◆ Excerpt to read
---+---

Printed in logs at startup.

Every restart → new password.

This is controlled by:

  • SecurityProperties
  • UserDetailsServiceAutoConfiguration
  • InMemoryUserDetailsManager

Ways to Control User Creation

1. application.properties (Dev Only)

spring.security.user.name=nimai
spring.security.user.password=12345

Not recommended for production.


2. Custom InMemoryUserDetailsManager (Dev Only)

@Bean
public InMemoryUserDetailsManager userDetailsService() {
   UserDetails user = User.withUsername("nimai")
        .password("{noop}12345")
        .roles("USER")
        .build();
   return new InMemoryUserDetailsManager(user);
}

Why {noop}?

Spring uses DelegatingPasswordEncoder.

Stored password format:

{id}encodedPassword

Examples:

  • {noop}12345
  • {bcrypt}$2a$10$xyz

Spring checks {id} and routes to correct encoder.


PasswordEncoder Flow

DelegatingPasswordEncoder
   ↓
Detect {bcrypt}
   ↓
BCryptPasswordEncoder
   ↓
Hash incoming password
   ↓
Compare

Recommended: Store Users in Database

Production approach:

  • Store users in DB
  • Hash password using bcrypt
  • Implement UserDetailsService

Entity

public class UserAuthEntity implements UserDetails {
   private String username;
   private String password;
   private String role;
}

Service

public class UserAuthService implements UserDetailsService {
   public UserDetails loadUserByUsername(String username) {
      return repo.findByUsername(username);
   }
}

Allow Register API Without Login

By default:

Every endpoint is authenticated.

So /auth/register must be allowed:

http
 .authorizeHttpRequests()
 .requestMatchers("/auth/register").permitAll()
 .anyRequest().authenticated();

Industry standard practice.


Session Lifecycle

Step Action
Login Session created
Idle Session expires
Request Session refreshed
Invalid Redirect to login

Default TTL: 30 minutes
Configurable via:

server.servlet.session.timeout=1m

Store Sessions in Database (Distributed Systems)

Add dependency:

spring-session-jdbc

Spring creates:

SPRING_SESSION table

Now sessions are:

  • Shared across servers
  • Persisted
  • Scalable

Authorization Flow

Authentication ≠ Authorization

After authentication:

AuthorizationFilter
   ↓
Check required role
   ↓
Compare with SecurityContext

Example:

.authorizeHttpRequests()
 .requestMatchers("/users").hasRole("USER")

Spring internally checks:

ROLE_USER

Session Creation Policies

Policy Meaning
IF_REQUIRED Create only when needed (default)
ALWAYS Always create session
NEVER Never create, but use if exists
STATELESS No session at all (JWT)

Limit Sessions Per User

sessionManagement()
 .maximumSessions(1)

---+---

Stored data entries
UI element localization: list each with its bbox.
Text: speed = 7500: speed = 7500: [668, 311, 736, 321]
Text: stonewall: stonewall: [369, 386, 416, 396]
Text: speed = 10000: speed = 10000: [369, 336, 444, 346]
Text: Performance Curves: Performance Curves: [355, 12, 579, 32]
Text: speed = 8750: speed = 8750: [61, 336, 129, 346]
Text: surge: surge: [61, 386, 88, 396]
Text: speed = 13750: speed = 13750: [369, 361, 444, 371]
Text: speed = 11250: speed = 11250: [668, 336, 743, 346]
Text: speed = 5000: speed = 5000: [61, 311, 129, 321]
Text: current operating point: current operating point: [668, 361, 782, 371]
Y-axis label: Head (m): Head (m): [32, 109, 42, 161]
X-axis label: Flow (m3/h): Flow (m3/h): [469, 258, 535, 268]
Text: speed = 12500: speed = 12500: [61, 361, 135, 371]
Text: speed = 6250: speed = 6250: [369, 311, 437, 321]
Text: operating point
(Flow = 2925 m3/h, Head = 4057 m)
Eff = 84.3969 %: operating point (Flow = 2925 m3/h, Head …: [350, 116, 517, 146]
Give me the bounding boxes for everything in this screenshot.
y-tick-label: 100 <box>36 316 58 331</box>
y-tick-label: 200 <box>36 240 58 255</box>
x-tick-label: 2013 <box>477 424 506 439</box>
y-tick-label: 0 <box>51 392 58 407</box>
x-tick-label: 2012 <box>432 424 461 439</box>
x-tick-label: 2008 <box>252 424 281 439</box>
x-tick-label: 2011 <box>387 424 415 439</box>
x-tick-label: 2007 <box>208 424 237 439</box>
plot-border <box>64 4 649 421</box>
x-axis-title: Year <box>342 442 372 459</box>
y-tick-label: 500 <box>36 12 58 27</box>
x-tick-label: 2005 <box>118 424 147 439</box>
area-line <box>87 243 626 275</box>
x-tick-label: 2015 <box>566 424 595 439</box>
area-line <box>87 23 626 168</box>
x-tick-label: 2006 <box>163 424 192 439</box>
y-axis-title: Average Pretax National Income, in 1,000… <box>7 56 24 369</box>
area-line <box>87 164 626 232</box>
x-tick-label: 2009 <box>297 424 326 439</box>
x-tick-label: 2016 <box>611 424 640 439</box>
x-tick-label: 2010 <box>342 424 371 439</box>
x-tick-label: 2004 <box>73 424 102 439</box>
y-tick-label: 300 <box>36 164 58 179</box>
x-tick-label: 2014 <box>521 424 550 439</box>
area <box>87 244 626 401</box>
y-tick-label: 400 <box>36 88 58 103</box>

---+---

◆ Requirement A
List every session creation policy named in the Spring Security notes.
◆ Requirement B
In the Spring Security notes, what is the default session TTL?
◆ Requirement C
Write the next part of the Spring Security notes, picking up right after the final line shown.

◆ Answer space A
IF_REQUIRED, ALWAYS, NEVER, STATELESS

◆ Answer space B
30 minutes.

◆ Answer space C
 .maxSessionsPreventsLogin(true);

Prevents:

  • Same user login in multiple browsers.

Disadvantages of Form Login

1. CSRF Risk

Because cookies are auto-attached.

Spring enables CSRF by default (don’t disable).


2. Session Hijacking

If attacker steals:

JSESSIONID

They become you.


3. Scalability Issues

Distributed systems require:

  • DB session store
  • Redis
  • Cache

Which increases:

  • Latency
  • Memory
  • Cost

4. Not Suitable for APIs

Mobile & microservices prefer:

  • JWT
  • OAuth2
  • Stateless auth

When Should You Use Form Login?

Use Case Suitable?
Admin panels Yes
Banking portals Yes
Microservices No
Mobile apps No
REST APIs No

Interview Questions & Answers

Q1. Why form login is stateful?

Because authentication state is stored on server using HTTP session.


Q2. Where is Authentication object stored?

Inside:

HttpSession → SecurityContext → Authentication

Q3. Why JWT is more scalable than sessions?

Because JWT:

  • No server memory
  • No DB lookup
  • Stateless

Q4. What happens if session expires?

User must re-authenticate.


Q5. Why CSRF is enabled by default?

Because form login uses cookies → vulnerable.


Q6. Difference between Authentication & Authorization?

Authentication Authorization
Who are you? What can you access?
Login Permission
Username/Password Roles

Final Thoughts

Form Login Authentication is:

  • Simple
  • Powerful
  • Secure (if used correctly)

But it is not designed for modern distributed systems.

Use it for:

  • Traditional web apps
  • Admin dashboards
  • Server-rendered UIs

Avoid it for:

  • Mobile apps
  • Microservices
  • Public APIs

Form login is perfect for human users,
JWT is perfect for machine-to-machine systems.

Understanding this difference is the key to mastering Spring Security.